> **STATED GOAL**
Reproduce every record below exactly as written, leaving out any pictures.

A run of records
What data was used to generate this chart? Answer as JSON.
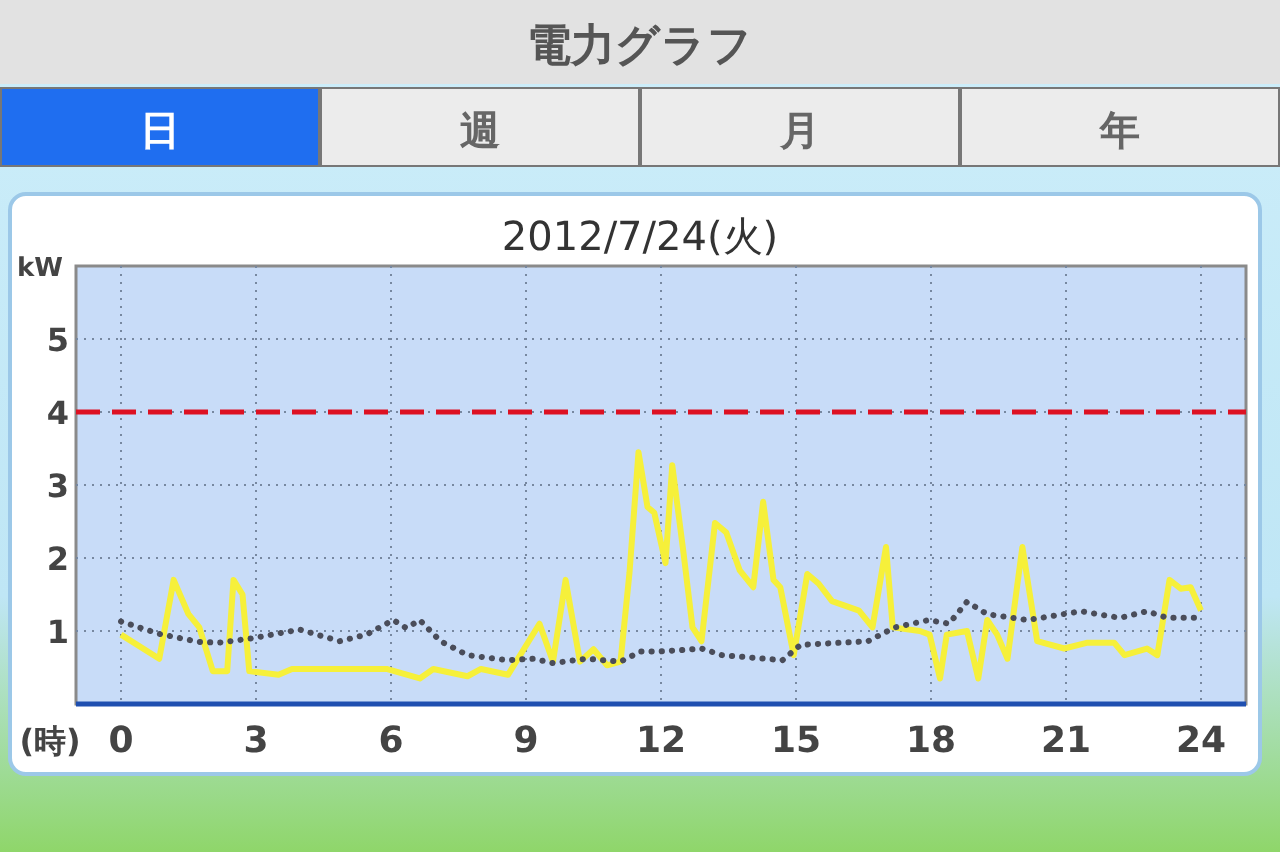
{
  "chart_data": {
    "type": "line",
    "title": "電力グラフ",
    "subtitle": "2012/7/24(火)",
    "annotations": [
      "日",
      "週",
      "月",
      "年"
    ],
    "xlabel": "(時)",
    "ylabel": "kW",
    "xlim": [
      -1,
      25
    ],
    "xticks": [
      0,
      3,
      6,
      9,
      12,
      15,
      18,
      21,
      24
    ],
    "ylim": [
      0,
      6
    ],
    "yticks": [
      1,
      2,
      3,
      4,
      5
    ],
    "grid": true,
    "ref_lines": [
      {
        "axis": "y",
        "value": 4,
        "color": "#dd1122",
        "line_style": "dashed"
      }
    ],
    "series": [
      {
        "color": "#f6f03a",
        "line_style": "solid",
        "x": [
          0,
          0.85,
          1.17,
          1.5,
          1.74,
          2.04,
          2.36,
          2.5,
          2.7,
          2.85,
          3.5,
          3.8,
          5.9,
          6.64,
          6.94,
          7.7,
          8.0,
          8.6,
          9.05,
          9.3,
          9.6,
          9.88,
          10.2,
          10.5,
          10.8,
          11.1,
          11.3,
          11.5,
          11.7,
          11.85,
          12.1,
          12.25,
          12.5,
          12.7,
          12.9,
          13.2,
          13.45,
          13.75,
          14.05,
          14.27,
          14.5,
          14.65,
          14.95,
          15.25,
          15.5,
          15.8,
          16.4,
          16.7,
          17.0,
          17.15,
          17.75,
          17.97,
          18.2,
          18.35,
          18.8,
          19.05,
          19.25,
          19.47,
          19.7,
          20.03,
          20.36,
          20.96,
          21.48,
          22.07,
          22.3,
          22.8,
          23.03,
          23.3,
          23.55,
          23.77,
          24.0
        ],
        "values": [
          0.95,
          0.62,
          1.7,
          1.23,
          1.05,
          0.45,
          0.45,
          1.7,
          1.5,
          0.45,
          0.4,
          0.48,
          0.48,
          0.35,
          0.48,
          0.38,
          0.48,
          0.4,
          0.85,
          1.1,
          0.58,
          1.7,
          0.58,
          0.75,
          0.53,
          0.58,
          1.8,
          3.45,
          2.7,
          2.62,
          1.93,
          3.27,
          2.07,
          1.05,
          0.86,
          2.48,
          2.35,
          1.83,
          1.6,
          2.77,
          1.7,
          1.6,
          0.67,
          1.78,
          1.65,
          1.41,
          1.28,
          1.05,
          2.15,
          1.05,
          1.0,
          0.95,
          0.35,
          0.95,
          1.0,
          0.35,
          1.15,
          0.95,
          0.62,
          2.15,
          0.86,
          0.76,
          0.84,
          0.84,
          0.67,
          0.76,
          0.67,
          1.7,
          1.58,
          1.6,
          1.28
        ]
      },
      {
        "color": "#4a4d5a",
        "line_style": "dotted",
        "x": [
          0,
          0.85,
          1.74,
          2.18,
          2.92,
          3.97,
          4.86,
          5.45,
          6.05,
          6.34,
          6.64,
          7.1,
          7.7,
          8.58,
          9.17,
          9.6,
          10.35,
          11.1,
          11.55,
          11.96,
          12.5,
          12.9,
          13.35,
          14.7,
          15.1,
          16.6,
          17.2,
          17.95,
          18.4,
          18.8,
          19.25,
          20.15,
          21.33,
          22.2,
          22.8,
          23.25,
          24
        ],
        "values": [
          1.13,
          0.96,
          0.85,
          0.84,
          0.9,
          1.02,
          0.86,
          0.95,
          1.15,
          1.04,
          1.15,
          0.86,
          0.67,
          0.6,
          0.62,
          0.56,
          0.62,
          0.58,
          0.72,
          0.72,
          0.74,
          0.76,
          0.67,
          0.6,
          0.81,
          0.86,
          1.05,
          1.15,
          1.1,
          1.4,
          1.23,
          1.15,
          1.27,
          1.18,
          1.27,
          1.18,
          1.18
        ]
      }
    ]
  }
}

> **RESULT OF THE TASK**
What data was used to generate this chart? Answer as JSON.
{
  "chart_data": {
    "type": "line",
    "title": "電力グラフ",
    "subtitle": "2012/7/24(火)",
    "annotations": [
      "日",
      "週",
      "月",
      "年"
    ],
    "xlabel": "(時)",
    "ylabel": "kW",
    "xlim": [
      -1,
      25
    ],
    "xticks": [
      0,
      3,
      6,
      9,
      12,
      15,
      18,
      21,
      24
    ],
    "ylim": [
      0,
      6
    ],
    "yticks": [
      1,
      2,
      3,
      4,
      5
    ],
    "grid": true,
    "ref_lines": [
      {
        "axis": "y",
        "value": 4,
        "color": "#dd1122",
        "line_style": "dashed"
      }
    ],
    "series": [
      {
        "color": "#f6f03a",
        "line_style": "solid",
        "x": [
          0,
          0.85,
          1.17,
          1.5,
          1.74,
          2.04,
          2.36,
          2.5,
          2.7,
          2.85,
          3.5,
          3.8,
          5.9,
          6.64,
          6.94,
          7.7,
          8.0,
          8.6,
          9.05,
          9.3,
          9.6,
          9.88,
          10.2,
          10.5,
          10.8,
          11.1,
          11.3,
          11.5,
          11.7,
          11.85,
          12.1,
          12.25,
          12.5,
          12.7,
          12.9,
          13.2,
          13.45,
          13.75,
          14.05,
          14.27,
          14.5,
          14.65,
          14.95,
          15.25,
          15.5,
          15.8,
          16.4,
          16.7,
          17.0,
          17.15,
          17.75,
          17.97,
          18.2,
          18.35,
          18.8,
          19.05,
          19.25,
          19.47,
          19.7,
          20.03,
          20.36,
          20.96,
          21.48,
          22.07,
          22.3,
          22.8,
          23.03,
          23.3,
          23.55,
          23.77,
          24.0
        ],
        "values": [
          0.95,
          0.62,
          1.7,
          1.23,
          1.05,
          0.45,
          0.45,
          1.7,
          1.5,
          0.45,
          0.4,
          0.48,
          0.48,
          0.35,
          0.48,
          0.38,
          0.48,
          0.4,
          0.85,
          1.1,
          0.58,
          1.7,
          0.58,
          0.75,
          0.53,
          0.58,
          1.8,
          3.45,
          2.7,
          2.62,
          1.93,
          3.27,
          2.07,
          1.05,
          0.86,
          2.48,
          2.35,
          1.83,
          1.6,
          2.77,
          1.7,
          1.6,
          0.67,
          1.78,
          1.65,
          1.41,
          1.28,
          1.05,
          2.15,
          1.05,
          1.0,
          0.95,
          0.35,
          0.95,
          1.0,
          0.35,
          1.15,
          0.95,
          0.62,
          2.15,
          0.86,
          0.76,
          0.84,
          0.84,
          0.67,
          0.76,
          0.67,
          1.7,
          1.58,
          1.6,
          1.28
        ]
      },
      {
        "color": "#4a4d5a",
        "line_style": "dotted",
        "x": [
          0,
          0.85,
          1.74,
          2.18,
          2.92,
          3.97,
          4.86,
          5.45,
          6.05,
          6.34,
          6.64,
          7.1,
          7.7,
          8.58,
          9.17,
          9.6,
          10.35,
          11.1,
          11.55,
          11.96,
          12.5,
          12.9,
          13.35,
          14.7,
          15.1,
          16.6,
          17.2,
          17.95,
          18.4,
          18.8,
          19.25,
          20.15,
          21.33,
          22.2,
          22.8,
          23.25,
          24
        ],
        "values": [
          1.13,
          0.96,
          0.85,
          0.84,
          0.9,
          1.02,
          0.86,
          0.95,
          1.15,
          1.04,
          1.15,
          0.86,
          0.67,
          0.6,
          0.62,
          0.56,
          0.62,
          0.58,
          0.72,
          0.72,
          0.74,
          0.76,
          0.67,
          0.6,
          0.81,
          0.86,
          1.05,
          1.15,
          1.1,
          1.4,
          1.23,
          1.15,
          1.27,
          1.18,
          1.27,
          1.18,
          1.18
        ]
      }
    ]
  }
}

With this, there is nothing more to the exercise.